**Goal:** Transcribe, word for word, the portion of the passage on the 1921 Mahsud attacks that opens with the words containing "On the 23rd" and closes with "was an exaggeration.".
** BEGIN Extracted text **
On May 2, 1921, long after the Pashtun tribesmen should have been pacified, the
Manchester Guardian carried a panicky news release by the British Viceroy of
India on a Mahsud attack. "Enemy activity continues throughout," the alarmed
message from Viceroy Rufus Isaacs, the Marquess of Reading, said, implying that
a massive uprising on the subcontinent was underway. In fact, the action at
that point was in only a small set of villages in one part of Waziristan,
itself but one of several otherwise relatively quiet tribal areas.
On the 23rd of that month, a large band of Mahsud struck "convoys" near the
village of Piazha. British losses included a British officer killed, four
British and two Indian officers wounded, and seven Indian troops killed, with
26 wounded. On the 24th, "a picket [sentry outpost] near Suidgi was ambushed,
and lost nine killed and seven wounded". In nearby Zhob, the British received
support from friendly Pashtun tribes engaged in a feud with what they called
the "hostiles", and - a modern touch - "aeroplanes" weighed in as well. They
were, it was said, "cooperating", though this too was an exaggeration.
** END Extracted text **
** BEGIN Supplied records **
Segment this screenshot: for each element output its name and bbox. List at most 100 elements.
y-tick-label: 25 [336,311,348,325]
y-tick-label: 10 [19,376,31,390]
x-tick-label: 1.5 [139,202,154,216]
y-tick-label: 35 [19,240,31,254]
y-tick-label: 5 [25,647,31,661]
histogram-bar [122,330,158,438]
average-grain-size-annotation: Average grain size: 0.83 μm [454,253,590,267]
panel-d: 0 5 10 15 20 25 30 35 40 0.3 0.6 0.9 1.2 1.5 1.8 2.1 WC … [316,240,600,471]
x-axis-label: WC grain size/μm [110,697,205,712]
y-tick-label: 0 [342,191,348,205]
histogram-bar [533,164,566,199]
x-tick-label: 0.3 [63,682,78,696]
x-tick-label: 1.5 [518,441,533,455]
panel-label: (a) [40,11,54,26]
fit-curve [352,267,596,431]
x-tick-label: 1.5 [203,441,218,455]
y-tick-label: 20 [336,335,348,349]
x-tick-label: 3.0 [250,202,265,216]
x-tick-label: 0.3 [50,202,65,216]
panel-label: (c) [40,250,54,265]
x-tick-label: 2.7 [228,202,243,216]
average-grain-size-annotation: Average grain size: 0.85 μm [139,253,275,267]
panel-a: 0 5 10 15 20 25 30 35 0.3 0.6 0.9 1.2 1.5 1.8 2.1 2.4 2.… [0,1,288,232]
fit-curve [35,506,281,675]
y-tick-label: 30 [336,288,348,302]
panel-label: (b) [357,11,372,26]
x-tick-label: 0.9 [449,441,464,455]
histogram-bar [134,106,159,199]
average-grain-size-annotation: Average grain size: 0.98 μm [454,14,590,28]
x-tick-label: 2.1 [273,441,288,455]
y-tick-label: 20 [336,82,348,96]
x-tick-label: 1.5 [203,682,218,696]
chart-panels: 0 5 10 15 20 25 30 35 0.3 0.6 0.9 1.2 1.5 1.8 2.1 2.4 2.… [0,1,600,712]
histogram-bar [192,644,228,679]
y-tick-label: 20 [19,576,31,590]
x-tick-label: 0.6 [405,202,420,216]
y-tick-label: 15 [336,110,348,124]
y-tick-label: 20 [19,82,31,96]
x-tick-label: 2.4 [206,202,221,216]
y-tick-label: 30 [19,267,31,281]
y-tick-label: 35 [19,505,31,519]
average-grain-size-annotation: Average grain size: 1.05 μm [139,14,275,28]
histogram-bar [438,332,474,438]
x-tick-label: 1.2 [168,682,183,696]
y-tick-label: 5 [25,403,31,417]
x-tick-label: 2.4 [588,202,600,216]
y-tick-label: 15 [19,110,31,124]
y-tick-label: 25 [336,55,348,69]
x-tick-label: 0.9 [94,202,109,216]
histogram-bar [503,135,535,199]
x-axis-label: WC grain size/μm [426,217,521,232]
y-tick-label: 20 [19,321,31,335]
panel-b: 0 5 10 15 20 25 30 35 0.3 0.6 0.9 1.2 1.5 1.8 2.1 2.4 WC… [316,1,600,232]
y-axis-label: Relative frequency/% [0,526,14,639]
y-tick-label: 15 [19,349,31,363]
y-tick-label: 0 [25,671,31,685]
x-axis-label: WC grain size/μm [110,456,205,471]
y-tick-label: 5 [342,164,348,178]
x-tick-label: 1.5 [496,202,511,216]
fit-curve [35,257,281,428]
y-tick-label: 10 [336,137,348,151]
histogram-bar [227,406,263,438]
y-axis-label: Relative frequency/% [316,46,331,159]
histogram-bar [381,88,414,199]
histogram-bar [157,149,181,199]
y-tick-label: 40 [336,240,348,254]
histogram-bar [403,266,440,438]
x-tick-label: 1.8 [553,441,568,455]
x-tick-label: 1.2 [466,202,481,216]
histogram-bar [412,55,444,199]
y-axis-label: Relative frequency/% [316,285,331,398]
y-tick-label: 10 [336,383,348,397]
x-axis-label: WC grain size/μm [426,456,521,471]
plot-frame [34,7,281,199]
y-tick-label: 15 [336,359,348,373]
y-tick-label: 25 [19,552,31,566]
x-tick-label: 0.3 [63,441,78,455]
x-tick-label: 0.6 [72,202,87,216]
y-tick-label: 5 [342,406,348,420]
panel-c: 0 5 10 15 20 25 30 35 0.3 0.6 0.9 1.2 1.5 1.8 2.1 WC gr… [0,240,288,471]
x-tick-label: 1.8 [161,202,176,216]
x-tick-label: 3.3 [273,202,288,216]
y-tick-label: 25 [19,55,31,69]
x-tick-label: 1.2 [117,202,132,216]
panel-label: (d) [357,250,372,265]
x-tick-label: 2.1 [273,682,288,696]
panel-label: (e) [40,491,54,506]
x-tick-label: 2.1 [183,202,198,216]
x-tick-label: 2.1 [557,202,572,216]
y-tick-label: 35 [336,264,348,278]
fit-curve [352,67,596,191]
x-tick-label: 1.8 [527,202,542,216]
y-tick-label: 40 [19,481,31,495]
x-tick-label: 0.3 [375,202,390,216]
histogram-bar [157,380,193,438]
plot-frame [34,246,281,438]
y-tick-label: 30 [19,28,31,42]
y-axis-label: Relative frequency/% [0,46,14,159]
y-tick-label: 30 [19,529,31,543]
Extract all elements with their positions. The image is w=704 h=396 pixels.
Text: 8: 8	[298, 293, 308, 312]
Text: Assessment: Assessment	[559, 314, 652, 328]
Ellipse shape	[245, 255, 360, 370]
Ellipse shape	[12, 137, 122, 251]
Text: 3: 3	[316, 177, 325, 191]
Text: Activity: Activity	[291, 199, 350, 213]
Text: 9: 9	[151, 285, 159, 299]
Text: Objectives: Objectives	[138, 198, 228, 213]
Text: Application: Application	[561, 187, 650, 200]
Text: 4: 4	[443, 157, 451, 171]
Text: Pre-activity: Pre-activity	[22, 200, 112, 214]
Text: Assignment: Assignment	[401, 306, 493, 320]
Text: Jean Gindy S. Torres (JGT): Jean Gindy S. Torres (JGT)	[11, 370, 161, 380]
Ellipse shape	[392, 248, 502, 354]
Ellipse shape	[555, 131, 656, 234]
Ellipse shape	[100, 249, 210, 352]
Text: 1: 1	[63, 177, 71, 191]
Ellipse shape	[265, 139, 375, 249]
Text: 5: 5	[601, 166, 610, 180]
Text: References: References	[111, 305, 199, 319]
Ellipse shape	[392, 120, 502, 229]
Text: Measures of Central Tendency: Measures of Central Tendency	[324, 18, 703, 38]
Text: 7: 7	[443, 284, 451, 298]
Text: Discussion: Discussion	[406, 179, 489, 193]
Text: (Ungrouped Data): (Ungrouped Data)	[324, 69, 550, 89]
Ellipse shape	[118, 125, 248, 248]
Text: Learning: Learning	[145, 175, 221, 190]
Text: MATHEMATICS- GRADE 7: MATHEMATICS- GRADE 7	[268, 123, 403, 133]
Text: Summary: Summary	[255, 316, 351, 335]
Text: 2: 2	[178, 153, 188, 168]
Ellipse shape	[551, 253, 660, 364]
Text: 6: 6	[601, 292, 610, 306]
** END Supplied records **
**Exercise solution:**
On the 23rd of that month, a large band of Mahsud struck "convoys" near the
village of Piazha. British losses included a British officer killed, four
British and two Indian officers wounded, and seven Indian troops killed, with
26 wounded. On the 24th, "a picket [sentry outpost] near Suidgi was ambushed,
and lost nine killed and seven wounded". In nearby Zhob, the British received
support from friendly Pashtun tribes engaged in a feud with what they called
the "hostiles", and - a modern touch - "aeroplanes" weighed in as well. They
were, it was said, "cooperating", though this too was an exaggeration.